WRITTEN EXERCISE = Reproduce the data that follows in its entirety, character for character.

EXERCISE INPUTS =
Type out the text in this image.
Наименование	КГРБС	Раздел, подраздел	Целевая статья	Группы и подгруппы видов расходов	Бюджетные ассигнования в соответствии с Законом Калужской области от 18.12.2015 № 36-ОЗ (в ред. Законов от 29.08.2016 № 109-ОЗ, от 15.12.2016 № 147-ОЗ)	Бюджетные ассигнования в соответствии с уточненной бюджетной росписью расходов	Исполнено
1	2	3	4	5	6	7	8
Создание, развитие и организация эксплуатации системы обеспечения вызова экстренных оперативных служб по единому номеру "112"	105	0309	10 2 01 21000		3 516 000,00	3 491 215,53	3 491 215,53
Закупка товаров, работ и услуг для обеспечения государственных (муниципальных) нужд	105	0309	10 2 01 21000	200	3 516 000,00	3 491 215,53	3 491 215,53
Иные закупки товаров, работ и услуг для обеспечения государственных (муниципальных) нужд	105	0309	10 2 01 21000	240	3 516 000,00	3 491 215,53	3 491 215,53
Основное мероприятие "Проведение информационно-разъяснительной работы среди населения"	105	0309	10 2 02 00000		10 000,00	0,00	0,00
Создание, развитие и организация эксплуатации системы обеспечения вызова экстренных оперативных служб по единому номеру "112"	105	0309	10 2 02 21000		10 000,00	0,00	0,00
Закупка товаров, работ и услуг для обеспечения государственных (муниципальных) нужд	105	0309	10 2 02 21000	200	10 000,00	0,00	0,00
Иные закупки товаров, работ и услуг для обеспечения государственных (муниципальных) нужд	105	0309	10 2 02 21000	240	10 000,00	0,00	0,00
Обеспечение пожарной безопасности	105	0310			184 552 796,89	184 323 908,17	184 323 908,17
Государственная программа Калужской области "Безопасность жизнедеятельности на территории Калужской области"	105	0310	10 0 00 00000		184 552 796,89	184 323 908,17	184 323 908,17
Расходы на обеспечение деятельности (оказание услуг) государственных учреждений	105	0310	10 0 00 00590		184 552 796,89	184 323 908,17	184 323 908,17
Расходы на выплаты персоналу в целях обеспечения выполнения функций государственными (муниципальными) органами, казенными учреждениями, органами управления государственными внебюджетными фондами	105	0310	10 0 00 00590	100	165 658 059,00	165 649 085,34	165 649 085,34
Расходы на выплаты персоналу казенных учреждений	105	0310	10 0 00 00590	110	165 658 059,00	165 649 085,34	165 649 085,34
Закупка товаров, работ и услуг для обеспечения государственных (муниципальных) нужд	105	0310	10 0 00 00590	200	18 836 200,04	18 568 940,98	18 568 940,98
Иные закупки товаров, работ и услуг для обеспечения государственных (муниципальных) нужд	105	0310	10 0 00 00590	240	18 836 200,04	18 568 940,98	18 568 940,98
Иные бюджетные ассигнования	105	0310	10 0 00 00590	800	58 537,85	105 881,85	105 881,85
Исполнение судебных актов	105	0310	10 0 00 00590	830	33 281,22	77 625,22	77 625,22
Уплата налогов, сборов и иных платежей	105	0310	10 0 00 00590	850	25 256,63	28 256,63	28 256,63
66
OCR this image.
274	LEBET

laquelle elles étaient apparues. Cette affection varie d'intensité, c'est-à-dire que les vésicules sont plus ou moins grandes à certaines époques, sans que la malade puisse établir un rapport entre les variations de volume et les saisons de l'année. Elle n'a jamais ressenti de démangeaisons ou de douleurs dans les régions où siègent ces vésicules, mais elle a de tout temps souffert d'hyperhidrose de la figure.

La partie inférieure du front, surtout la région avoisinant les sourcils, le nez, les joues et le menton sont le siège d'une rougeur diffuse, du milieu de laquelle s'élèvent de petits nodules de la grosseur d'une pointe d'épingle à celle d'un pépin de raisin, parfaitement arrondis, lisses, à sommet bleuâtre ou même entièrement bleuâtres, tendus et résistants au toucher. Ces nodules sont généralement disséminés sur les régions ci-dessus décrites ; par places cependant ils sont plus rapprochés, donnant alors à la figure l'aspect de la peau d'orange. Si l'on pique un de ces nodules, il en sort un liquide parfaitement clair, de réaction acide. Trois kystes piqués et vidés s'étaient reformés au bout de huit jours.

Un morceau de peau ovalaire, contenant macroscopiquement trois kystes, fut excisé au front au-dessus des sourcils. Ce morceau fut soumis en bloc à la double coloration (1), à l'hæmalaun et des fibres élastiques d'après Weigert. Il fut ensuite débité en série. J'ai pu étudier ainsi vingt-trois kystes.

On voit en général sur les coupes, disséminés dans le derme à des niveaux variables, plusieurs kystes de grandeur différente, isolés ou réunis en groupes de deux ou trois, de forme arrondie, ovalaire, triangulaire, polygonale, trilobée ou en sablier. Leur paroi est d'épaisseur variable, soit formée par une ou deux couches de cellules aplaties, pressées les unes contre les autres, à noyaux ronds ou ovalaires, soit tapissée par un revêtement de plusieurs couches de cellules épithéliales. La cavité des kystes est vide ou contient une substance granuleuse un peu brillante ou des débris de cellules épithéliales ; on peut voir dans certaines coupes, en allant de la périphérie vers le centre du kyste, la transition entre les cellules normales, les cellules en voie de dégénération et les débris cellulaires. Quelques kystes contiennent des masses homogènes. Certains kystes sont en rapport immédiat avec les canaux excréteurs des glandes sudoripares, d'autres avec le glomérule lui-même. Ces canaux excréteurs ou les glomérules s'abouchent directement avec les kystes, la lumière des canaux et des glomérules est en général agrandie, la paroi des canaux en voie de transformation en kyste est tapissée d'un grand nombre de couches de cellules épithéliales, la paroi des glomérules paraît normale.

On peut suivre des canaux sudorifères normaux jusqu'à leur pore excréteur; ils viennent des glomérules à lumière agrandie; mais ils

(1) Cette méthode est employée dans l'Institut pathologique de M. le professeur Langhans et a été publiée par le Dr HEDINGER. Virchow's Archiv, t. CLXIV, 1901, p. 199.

SOLUTION TO THE PROBLEM =
Type out the text in this image.
Наименование	КГРБС	Раздел, подраздел	Целевая статья	Группы и подгруппы видов расходов	Бюджетные ассигнования в соответствии с Законом Калужской области от 18.12.2015 № 36-ОЗ (в ред. Законов от 29.08.2016 № 109-ОЗ, от 15.12.2016 № 147-ОЗ)	Бюджетные ассигнования в соответствии с уточненной бюджетной росписью расходов	Исполнено
1	2	3	4	5	6	7	8
Создание, развитие и организация эксплуатации системы обеспечения вызова экстренных оперативных служб по единому номеру "112"	105	0309	10 2 01 21000		3 516 000,00	3 491 215,53	3 491 215,53
Закупка товаров, работ и услуг для обеспечения государственных (муниципальных) нужд	105	0309	10 2 01 21000	200	3 516 000,00	3 491 215,53	3 491 215,53
Иные закупки товаров, работ и услуг для обеспечения государственных (муниципальных) нужд	105	0309	10 2 01 21000	240	3 516 000,00	3 491 215,53	3 491 215,53
Основное мероприятие "Проведение информационно-разъяснительной работы среди населения"	105	0309	10 2 02 00000		10 000,00	0,00	0,00
Создание, развитие и организация эксплуатации системы обеспечения вызова экстренных оперативных служб по единому номеру "112"	105	0309	10 2 02 21000		10 000,00	0,00	0,00
Закупка товаров, работ и услуг для обеспечения государственных (муниципальных) нужд	105	0309	10 2 02 21000	200	10 000,00	0,00	0,00
Иные закупки товаров, работ и услуг для обеспечения государственных (муниципальных) нужд	105	0309	10 2 02 21000	240	10 000,00	0,00	0,00
Обеспечение пожарной безопасности	105	0310			184 552 796,89	184 323 908,17	184 323 908,17
Государственная программа Калужской области "Безопасность жизнедеятельности на территории Калужской области"	105	0310	10 0 00 00000		184 552 796,89	184 323 908,17	184 323 908,17
Расходы на обеспечение деятельности (оказание услуг) государственных учреждений	105	0310	10 0 00 00590		184 552 796,89	184 323 908,17	184 323 908,17
Расходы на выплаты персоналу в целях обеспечения выполнения функций государственными (муниципальными) органами, казенными учреждениями, органами управления государственными внебюджетными фондами	105	0310	10 0 00 00590	100	165 658 059,00	165 649 085,34	165 649 085,34
Расходы на выплаты персоналу казенных учреждений	105	0310	10 0 00 00590	110	165 658 059,00	165 649 085,34	165 649 085,34
Закупка товаров, работ и услуг для обеспечения государственных (муниципальных) нужд	105	0310	10 0 00 00590	200	18 836 200,04	18 568 940,98	18 568 940,98
Иные закупки товаров, работ и услуг для обеспечения государственных (муниципальных) нужд	105	0310	10 0 00 00590	240	18 836 200,04	18 568 940,98	18 568 940,98
Иные бюджетные ассигнования	105	0310	10 0 00 00590	800	58 537,85	105 881,85	105 881,85
Исполнение судебных актов	105	0310	10 0 00 00590	830	33 281,22	77 625,22	77 625,22
Уплата налогов, сборов и иных платежей	105	0310	10 0 00 00590	850	25 256,63	28 256,63	28 256,63
66
OCR this image.
274	LEBET

laquelle elles étaient apparues. Cette affection varie d'intensité, c'est-à-dire que les vésicules sont plus ou moins grandes à certaines époques, sans que la malade puisse établir un rapport entre les variations de volume et les saisons de l'année. Elle n'a jamais ressenti de démangeaisons ou de douleurs dans les régions où siègent ces vésicules, mais elle a de tout temps souffert d'hyperhidrose de la figure.

La partie inférieure du front, surtout la région avoisinant les sourcils, le nez, les joues et le menton sont le siège d'une rougeur diffuse, du milieu de laquelle s'élèvent de petits nodules de la grosseur d'une pointe d'épingle à celle d'un pépin de raisin, parfaitement arrondis, lisses, à sommet bleuâtre ou même entièrement bleuâtres, tendus et résistants au toucher. Ces nodules sont généralement disséminés sur les régions ci-dessus décrites ; par places cependant ils sont plus rapprochés, donnant alors à la figure l'aspect de la peau d'orange. Si l'on pique un de ces nodules, il en sort un liquide parfaitement clair, de réaction acide. Trois kystes piqués et vidés s'étaient reformés au bout de huit jours.

Un morceau de peau ovalaire, contenant macroscopiquement trois kystes, fut excisé au front au-dessus des sourcils. Ce morceau fut soumis en bloc à la double coloration (1), à l'hæmalaun et des fibres élastiques d'après Weigert. Il fut ensuite débité en série. J'ai pu étudier ainsi vingt-trois kystes.

On voit en général sur les coupes, disséminés dans le derme à des niveaux variables, plusieurs kystes de grandeur différente, isolés ou réunis en groupes de deux ou trois, de forme arrondie, ovalaire, triangulaire, polygonale, trilobée ou en sablier. Leur paroi est d'épaisseur variable, soit formée par une ou deux couches de cellules aplaties, pressées les unes contre les autres, à noyaux ronds ou ovalaires, soit tapissée par un revêtement de plusieurs couches de cellules épithéliales. La cavité des kystes est vide ou contient une substance granuleuse un peu brillante ou des débris de cellules épithéliales ; on peut voir dans certaines coupes, en allant de la périphérie vers le centre du kyste, la transition entre les cellules normales, les cellules en voie de dégénération et les débris cellulaires. Quelques kystes contiennent des masses homogènes. Certains kystes sont en rapport immédiat avec les canaux excréteurs des glandes sudoripares, d'autres avec le glomérule lui-même. Ces canaux excréteurs ou les glomérules s'abouchent directement avec les kystes, la lumière des canaux et des glomérules est en général agrandie, la paroi des canaux en voie de transformation en kyste est tapissée d'un grand nombre de couches de cellules épithéliales, la paroi des glomérules paraît normale.

On peut suivre des canaux sudorifères normaux jusqu'à leur pore excréteur; ils viennent des glomérules à lumière agrandie; mais ils

(1) Cette méthode est employée dans l'Institut pathologique de M. le professeur Langhans et a été publiée par le Dr HEDINGER. Virchow's Archiv, t. CLXIV, 1901, p. 199.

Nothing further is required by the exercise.